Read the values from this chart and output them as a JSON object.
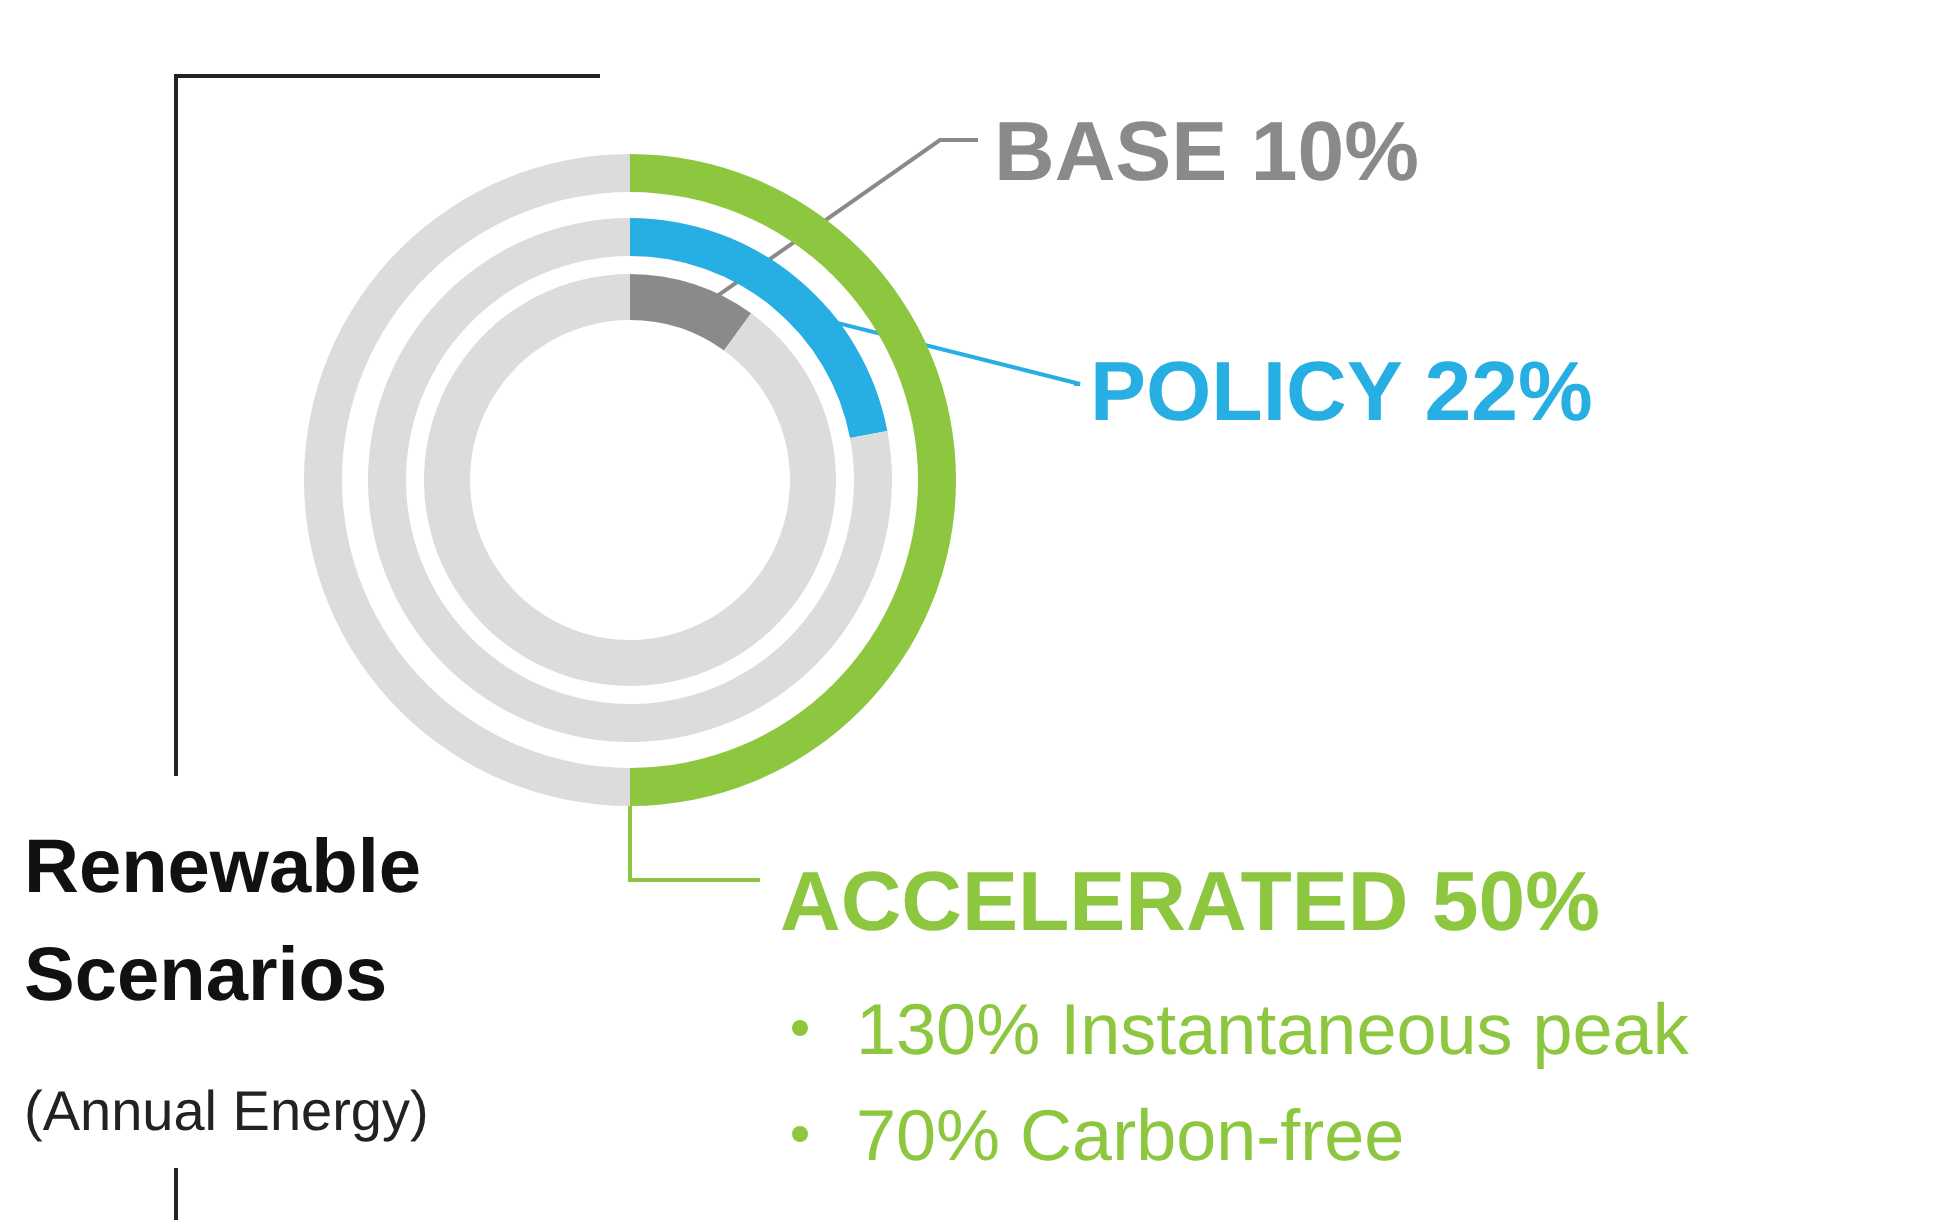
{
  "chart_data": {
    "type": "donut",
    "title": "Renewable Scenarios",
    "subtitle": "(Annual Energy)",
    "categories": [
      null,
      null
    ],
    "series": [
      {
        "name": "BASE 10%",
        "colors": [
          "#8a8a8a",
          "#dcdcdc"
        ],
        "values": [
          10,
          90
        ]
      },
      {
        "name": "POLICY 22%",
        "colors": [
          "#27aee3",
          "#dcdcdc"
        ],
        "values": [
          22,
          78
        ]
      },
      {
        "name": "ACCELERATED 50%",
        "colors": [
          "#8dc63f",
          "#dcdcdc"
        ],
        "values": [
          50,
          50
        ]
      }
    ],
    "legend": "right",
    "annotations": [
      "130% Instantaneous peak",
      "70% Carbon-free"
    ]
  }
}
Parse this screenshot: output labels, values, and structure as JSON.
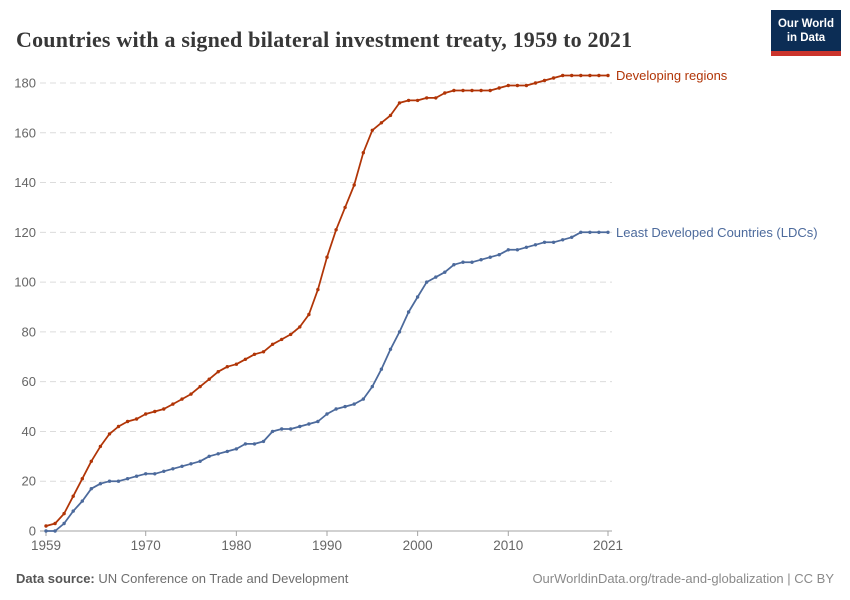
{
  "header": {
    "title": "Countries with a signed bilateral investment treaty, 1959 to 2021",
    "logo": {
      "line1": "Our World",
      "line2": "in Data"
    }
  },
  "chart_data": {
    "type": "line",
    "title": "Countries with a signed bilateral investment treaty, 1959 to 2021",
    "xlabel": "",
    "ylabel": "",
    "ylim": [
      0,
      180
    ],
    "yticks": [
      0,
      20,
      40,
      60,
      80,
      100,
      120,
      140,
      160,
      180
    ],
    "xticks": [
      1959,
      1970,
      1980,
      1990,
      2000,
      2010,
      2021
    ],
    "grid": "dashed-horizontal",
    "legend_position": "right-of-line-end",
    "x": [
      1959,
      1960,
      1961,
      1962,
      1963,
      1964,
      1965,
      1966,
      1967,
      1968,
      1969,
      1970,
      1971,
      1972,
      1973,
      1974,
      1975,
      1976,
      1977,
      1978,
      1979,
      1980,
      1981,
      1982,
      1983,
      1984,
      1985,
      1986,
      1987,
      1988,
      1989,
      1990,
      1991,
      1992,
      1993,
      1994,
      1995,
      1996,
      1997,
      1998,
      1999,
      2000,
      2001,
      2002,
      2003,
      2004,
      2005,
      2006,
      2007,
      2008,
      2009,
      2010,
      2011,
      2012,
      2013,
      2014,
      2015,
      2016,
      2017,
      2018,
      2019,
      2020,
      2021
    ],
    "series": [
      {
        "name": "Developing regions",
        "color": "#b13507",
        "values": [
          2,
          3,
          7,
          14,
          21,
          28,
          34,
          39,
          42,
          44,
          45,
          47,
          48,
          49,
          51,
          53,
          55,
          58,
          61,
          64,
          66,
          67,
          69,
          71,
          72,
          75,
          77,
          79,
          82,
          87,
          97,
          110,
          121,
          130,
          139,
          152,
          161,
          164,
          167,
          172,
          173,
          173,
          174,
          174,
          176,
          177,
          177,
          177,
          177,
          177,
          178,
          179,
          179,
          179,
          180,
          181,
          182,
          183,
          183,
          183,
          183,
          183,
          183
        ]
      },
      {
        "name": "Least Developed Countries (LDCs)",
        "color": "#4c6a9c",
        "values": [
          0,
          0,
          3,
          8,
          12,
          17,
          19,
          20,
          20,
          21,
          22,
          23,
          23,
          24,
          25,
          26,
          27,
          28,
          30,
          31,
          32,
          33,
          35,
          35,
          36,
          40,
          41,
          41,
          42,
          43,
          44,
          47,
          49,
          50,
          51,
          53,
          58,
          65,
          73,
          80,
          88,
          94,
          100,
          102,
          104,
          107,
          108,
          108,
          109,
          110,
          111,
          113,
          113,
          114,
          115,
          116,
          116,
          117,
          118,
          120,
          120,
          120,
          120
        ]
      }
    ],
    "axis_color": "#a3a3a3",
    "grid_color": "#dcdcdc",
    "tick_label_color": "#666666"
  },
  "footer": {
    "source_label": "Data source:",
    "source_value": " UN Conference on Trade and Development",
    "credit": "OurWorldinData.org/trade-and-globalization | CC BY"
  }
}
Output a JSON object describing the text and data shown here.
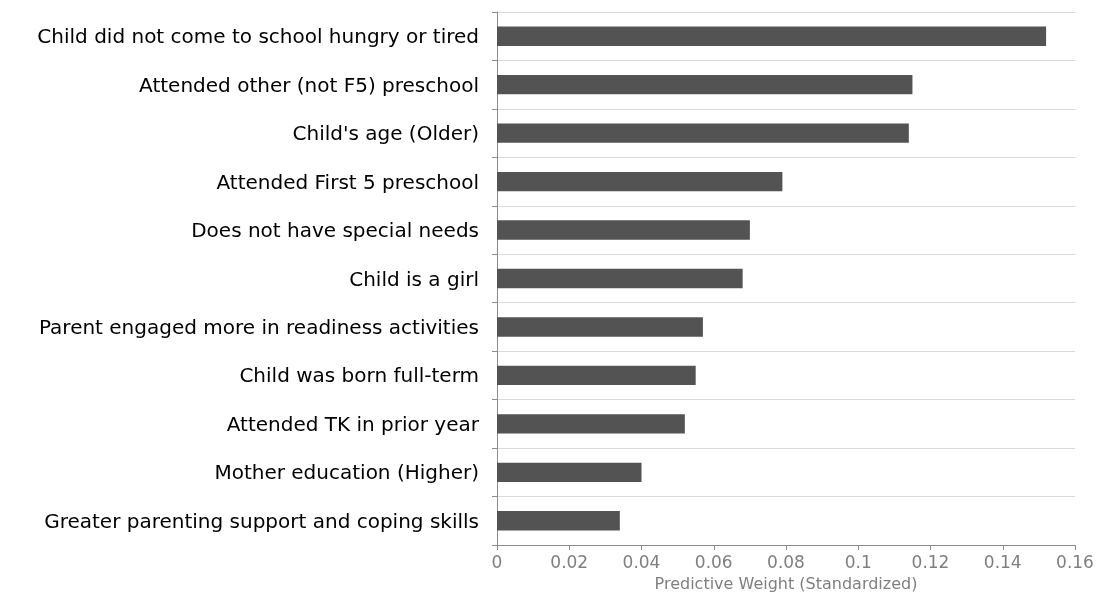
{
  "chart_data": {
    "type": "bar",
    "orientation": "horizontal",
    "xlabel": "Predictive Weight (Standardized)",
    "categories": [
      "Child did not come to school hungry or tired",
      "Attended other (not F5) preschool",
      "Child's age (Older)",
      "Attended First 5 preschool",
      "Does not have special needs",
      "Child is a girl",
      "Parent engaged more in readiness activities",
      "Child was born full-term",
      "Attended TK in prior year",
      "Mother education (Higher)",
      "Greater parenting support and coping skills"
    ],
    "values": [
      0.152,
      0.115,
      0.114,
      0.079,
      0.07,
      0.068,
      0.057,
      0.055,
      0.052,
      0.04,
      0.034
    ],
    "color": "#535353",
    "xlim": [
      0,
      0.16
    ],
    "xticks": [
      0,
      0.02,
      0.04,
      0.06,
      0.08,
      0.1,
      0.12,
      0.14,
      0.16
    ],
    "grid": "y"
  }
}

Exercise instructions:
Write out the entries above word for word. Do not include the pictures.

Final result:
Read the values from this chart and output them as a JSON object.
{
  "chart_data": {
    "type": "donut",
    "title": "Renewable Scenarios",
    "subtitle": "(Annual Energy)",
    "categories": [
      null,
      null
    ],
    "series": [
      {
        "name": "BASE 10%",
        "colors": [
          "#8a8a8a",
          "#dcdcdc"
        ],
        "values": [
          10,
          90
        ]
      },
      {
        "name": "POLICY 22%",
        "colors": [
          "#27aee3",
          "#dcdcdc"
        ],
        "values": [
          22,
          78
        ]
      },
      {
        "name": "ACCELERATED 50%",
        "colors": [
          "#8dc63f",
          "#dcdcdc"
        ],
        "values": [
          50,
          50
        ]
      }
    ],
    "legend": "right",
    "annotations": [
      "130% Instantaneous peak",
      "70% Carbon-free"
    ]
  }
}
Parse this screenshot: output labels, values, and structure as JSON.
{
  "header": {
    "title": "Countries with a signed bilateral investment treaty, 1959 to 2021",
    "logo": {
      "line1": "Our World",
      "line2": "in Data"
    }
  },
  "chart_data": {
    "type": "line",
    "title": "Countries with a signed bilateral investment treaty, 1959 to 2021",
    "xlabel": "",
    "ylabel": "",
    "ylim": [
      0,
      180
    ],
    "yticks": [
      0,
      20,
      40,
      60,
      80,
      100,
      120,
      140,
      160,
      180
    ],
    "xticks": [
      1959,
      1970,
      1980,
      1990,
      2000,
      2010,
      2021
    ],
    "grid": "dashed-horizontal",
    "legend_position": "right-of-line-end",
    "x": [
      1959,
      1960,
      1961,
      1962,
      1963,
      1964,
      1965,
      1966,
      1967,
      1968,
      1969,
      1970,
      1971,
      1972,
      1973,
      1974,
      1975,
      1976,
      1977,
      1978,
      1979,
      1980,
      1981,
      1982,
      1983,
      1984,
      1985,
      1986,
      1987,
      1988,
      1989,
      1990,
      1991,
      1992,
      1993,
      1994,
      1995,
      1996,
      1997,
      1998,
      1999,
      2000,
      2001,
      2002,
      2003,
      2004,
      2005,
      2006,
      2007,
      2008,
      2009,
      2010,
      2011,
      2012,
      2013,
      2014,
      2015,
      2016,
      2017,
      2018,
      2019,
      2020,
      2021
    ],
    "series": [
      {
        "name": "Developing regions",
        "color": "#b13507",
        "values": [
          2,
          3,
          7,
          14,
          21,
          28,
          34,
          39,
          42,
          44,
          45,
          47,
          48,
          49,
          51,
          53,
          55,
          58,
          61,
          64,
          66,
          67,
          69,
          71,
          72,
          75,
          77,
          79,
          82,
          87,
          97,
          110,
          121,
          130,
          139,
          152,
          161,
          164,
          167,
          172,
          173,
          173,
          174,
          174,
          176,
          177,
          177,
          177,
          177,
          177,
          178,
          179,
          179,
          179,
          180,
          181,
          182,
          183,
          183,
          183,
          183,
          183,
          183
        ]
      },
      {
        "name": "Least Developed Countries (LDCs)",
        "color": "#4c6a9c",
        "values": [
          0,
          0,
          3,
          8,
          12,
          17,
          19,
          20,
          20,
          21,
          22,
          23,
          23,
          24,
          25,
          26,
          27,
          28,
          30,
          31,
          32,
          33,
          35,
          35,
          36,
          40,
          41,
          41,
          42,
          43,
          44,
          47,
          49,
          50,
          51,
          53,
          58,
          65,
          73,
          80,
          88,
          94,
          100,
          102,
          104,
          107,
          108,
          108,
          109,
          110,
          111,
          113,
          113,
          114,
          115,
          116,
          116,
          117,
          118,
          120,
          120,
          120,
          120
        ]
      }
    ],
    "axis_color": "#a3a3a3",
    "grid_color": "#dcdcdc",
    "tick_label_color": "#666666"
  },
  "footer": {
    "source_label": "Data source:",
    "source_value": " UN Conference on Trade and Development",
    "credit": "OurWorldinData.org/trade-and-globalization | CC BY"
  }
}
Output a JSON object describing the text and data shown here.
{
  "chart_data": {
    "type": "bar",
    "orientation": "horizontal",
    "xlabel": "Predictive Weight (Standardized)",
    "categories": [
      "Child did not come to school hungry or tired",
      "Attended other (not F5) preschool",
      "Child's age (Older)",
      "Attended First 5 preschool",
      "Does not have special needs",
      "Child is a girl",
      "Parent engaged more in readiness activities",
      "Child was born full-term",
      "Attended TK in prior year",
      "Mother education (Higher)",
      "Greater parenting support and coping skills"
    ],
    "values": [
      0.152,
      0.115,
      0.114,
      0.079,
      0.07,
      0.068,
      0.057,
      0.055,
      0.052,
      0.04,
      0.034
    ],
    "color": "#535353",
    "xlim": [
      0,
      0.16
    ],
    "xticks": [
      0,
      0.02,
      0.04,
      0.06,
      0.08,
      0.1,
      0.12,
      0.14,
      0.16
    ],
    "grid": "y"
  }
}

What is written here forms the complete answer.